• **GOAL**: Return the material from its first line up to and including the line that contains "y-tick-label: −100 xyxy=(764,1306,808,1324)". Copy each line unchanged.

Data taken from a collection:
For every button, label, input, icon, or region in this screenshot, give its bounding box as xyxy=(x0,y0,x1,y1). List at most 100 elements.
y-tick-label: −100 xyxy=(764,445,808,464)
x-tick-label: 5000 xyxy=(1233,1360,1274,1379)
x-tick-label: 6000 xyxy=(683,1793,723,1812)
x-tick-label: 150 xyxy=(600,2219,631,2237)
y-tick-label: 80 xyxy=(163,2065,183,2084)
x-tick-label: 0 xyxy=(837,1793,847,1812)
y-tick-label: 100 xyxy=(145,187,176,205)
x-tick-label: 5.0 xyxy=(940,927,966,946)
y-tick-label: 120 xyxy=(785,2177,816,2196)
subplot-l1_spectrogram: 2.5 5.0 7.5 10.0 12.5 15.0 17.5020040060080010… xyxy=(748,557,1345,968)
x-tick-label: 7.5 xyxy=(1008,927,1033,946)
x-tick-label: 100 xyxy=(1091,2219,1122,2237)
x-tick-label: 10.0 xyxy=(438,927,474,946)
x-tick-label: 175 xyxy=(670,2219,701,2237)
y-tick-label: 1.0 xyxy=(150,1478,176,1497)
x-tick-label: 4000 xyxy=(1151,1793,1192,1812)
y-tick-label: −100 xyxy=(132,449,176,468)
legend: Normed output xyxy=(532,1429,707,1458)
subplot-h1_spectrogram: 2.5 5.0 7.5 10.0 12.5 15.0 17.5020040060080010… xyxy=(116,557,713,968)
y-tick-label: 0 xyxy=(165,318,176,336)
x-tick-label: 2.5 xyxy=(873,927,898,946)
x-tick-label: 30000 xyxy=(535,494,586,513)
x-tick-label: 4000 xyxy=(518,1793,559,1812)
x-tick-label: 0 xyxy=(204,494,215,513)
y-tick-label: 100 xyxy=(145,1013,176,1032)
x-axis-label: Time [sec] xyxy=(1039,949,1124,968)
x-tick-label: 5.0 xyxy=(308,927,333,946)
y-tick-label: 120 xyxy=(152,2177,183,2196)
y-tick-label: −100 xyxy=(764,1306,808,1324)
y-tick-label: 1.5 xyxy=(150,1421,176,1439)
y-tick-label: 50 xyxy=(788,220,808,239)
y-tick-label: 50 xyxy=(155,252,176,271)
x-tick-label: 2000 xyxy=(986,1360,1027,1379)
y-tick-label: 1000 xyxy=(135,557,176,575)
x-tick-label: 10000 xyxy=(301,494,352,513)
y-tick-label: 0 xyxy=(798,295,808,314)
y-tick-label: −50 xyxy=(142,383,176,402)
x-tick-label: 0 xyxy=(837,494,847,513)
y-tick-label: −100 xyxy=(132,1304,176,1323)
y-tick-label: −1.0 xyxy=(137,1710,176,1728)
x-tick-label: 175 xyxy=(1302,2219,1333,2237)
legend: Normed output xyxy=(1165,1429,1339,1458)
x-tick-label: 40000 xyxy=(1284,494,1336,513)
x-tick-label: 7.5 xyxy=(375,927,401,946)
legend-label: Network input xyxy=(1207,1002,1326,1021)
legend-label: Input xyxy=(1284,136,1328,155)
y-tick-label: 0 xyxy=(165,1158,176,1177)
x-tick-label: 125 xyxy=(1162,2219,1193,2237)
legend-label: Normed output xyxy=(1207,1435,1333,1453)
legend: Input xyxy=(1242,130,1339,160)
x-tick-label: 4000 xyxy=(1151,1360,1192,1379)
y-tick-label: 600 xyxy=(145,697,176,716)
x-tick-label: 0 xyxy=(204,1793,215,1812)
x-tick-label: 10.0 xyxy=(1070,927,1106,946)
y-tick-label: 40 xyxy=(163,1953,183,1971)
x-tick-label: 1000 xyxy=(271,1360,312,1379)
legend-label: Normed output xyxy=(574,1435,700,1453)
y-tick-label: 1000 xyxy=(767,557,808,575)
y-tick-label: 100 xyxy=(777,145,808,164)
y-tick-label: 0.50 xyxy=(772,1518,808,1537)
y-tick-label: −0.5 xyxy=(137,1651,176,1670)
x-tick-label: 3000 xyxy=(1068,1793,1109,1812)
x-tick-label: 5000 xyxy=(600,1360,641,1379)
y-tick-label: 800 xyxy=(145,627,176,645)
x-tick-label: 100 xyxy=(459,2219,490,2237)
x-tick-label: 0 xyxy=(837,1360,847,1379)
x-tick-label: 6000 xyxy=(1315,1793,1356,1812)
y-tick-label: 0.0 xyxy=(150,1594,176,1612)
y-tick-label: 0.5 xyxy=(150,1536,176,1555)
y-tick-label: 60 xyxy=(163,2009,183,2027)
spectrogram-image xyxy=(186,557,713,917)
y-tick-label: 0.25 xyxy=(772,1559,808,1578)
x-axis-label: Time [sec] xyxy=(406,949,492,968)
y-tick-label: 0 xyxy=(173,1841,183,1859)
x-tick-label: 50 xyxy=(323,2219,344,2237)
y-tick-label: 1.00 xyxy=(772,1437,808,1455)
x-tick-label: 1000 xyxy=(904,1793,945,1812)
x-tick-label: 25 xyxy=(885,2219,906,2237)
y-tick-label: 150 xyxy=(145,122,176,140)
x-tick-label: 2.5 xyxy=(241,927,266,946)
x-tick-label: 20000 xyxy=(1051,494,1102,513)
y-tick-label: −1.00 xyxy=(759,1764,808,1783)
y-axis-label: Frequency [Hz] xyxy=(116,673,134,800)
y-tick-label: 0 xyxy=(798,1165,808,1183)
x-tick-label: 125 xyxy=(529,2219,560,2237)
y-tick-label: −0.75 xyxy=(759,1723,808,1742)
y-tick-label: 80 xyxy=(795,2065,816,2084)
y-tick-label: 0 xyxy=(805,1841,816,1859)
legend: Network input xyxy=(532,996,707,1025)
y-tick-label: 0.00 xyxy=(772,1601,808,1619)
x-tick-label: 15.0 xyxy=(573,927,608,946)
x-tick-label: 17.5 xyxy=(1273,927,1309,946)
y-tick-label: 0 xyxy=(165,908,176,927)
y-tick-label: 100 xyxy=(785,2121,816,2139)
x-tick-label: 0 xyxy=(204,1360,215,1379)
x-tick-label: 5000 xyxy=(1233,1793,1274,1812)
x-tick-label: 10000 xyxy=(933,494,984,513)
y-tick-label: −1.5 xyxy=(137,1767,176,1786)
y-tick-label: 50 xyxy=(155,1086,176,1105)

• **SOLVED PROBLEM**:
For every button, label, input, icon, or region in this screenshot, give its bounding box as xyxy=(x0,y0,x1,y1). List at most 100 elements.
y-tick-label: −100 xyxy=(764,445,808,464)
x-tick-label: 5000 xyxy=(1233,1360,1274,1379)
x-tick-label: 6000 xyxy=(683,1793,723,1812)
x-tick-label: 150 xyxy=(600,2219,631,2237)
y-tick-label: 80 xyxy=(163,2065,183,2084)
x-tick-label: 0 xyxy=(837,1793,847,1812)
y-tick-label: 100 xyxy=(145,187,176,205)
x-tick-label: 5.0 xyxy=(940,927,966,946)
y-tick-label: 120 xyxy=(785,2177,816,2196)
subplot-l1_spectrogram: 2.5 5.0 7.5 10.0 12.5 15.0 17.5020040060080010… xyxy=(748,557,1345,968)
x-tick-label: 7.5 xyxy=(1008,927,1033,946)
x-tick-label: 100 xyxy=(1091,2219,1122,2237)
x-tick-label: 10.0 xyxy=(438,927,474,946)
x-tick-label: 175 xyxy=(670,2219,701,2237)
y-tick-label: 1.0 xyxy=(150,1478,176,1497)
x-tick-label: 4000 xyxy=(1151,1793,1192,1812)
y-tick-label: −100 xyxy=(132,449,176,468)
legend: Normed output xyxy=(532,1429,707,1458)
subplot-h1_spectrogram: 2.5 5.0 7.5 10.0 12.5 15.0 17.5020040060080010… xyxy=(116,557,713,968)
y-tick-label: 0 xyxy=(165,318,176,336)
x-tick-label: 2.5 xyxy=(873,927,898,946)
x-tick-label: 30000 xyxy=(535,494,586,513)
x-tick-label: 4000 xyxy=(518,1793,559,1812)
x-tick-label: 0 xyxy=(204,494,215,513)
y-tick-label: 100 xyxy=(145,1013,176,1032)
x-axis-label: Time [sec] xyxy=(1039,949,1124,968)
x-tick-label: 5.0 xyxy=(308,927,333,946)
y-tick-label: 120 xyxy=(152,2177,183,2196)
y-tick-label: −100 xyxy=(764,1306,808,1324)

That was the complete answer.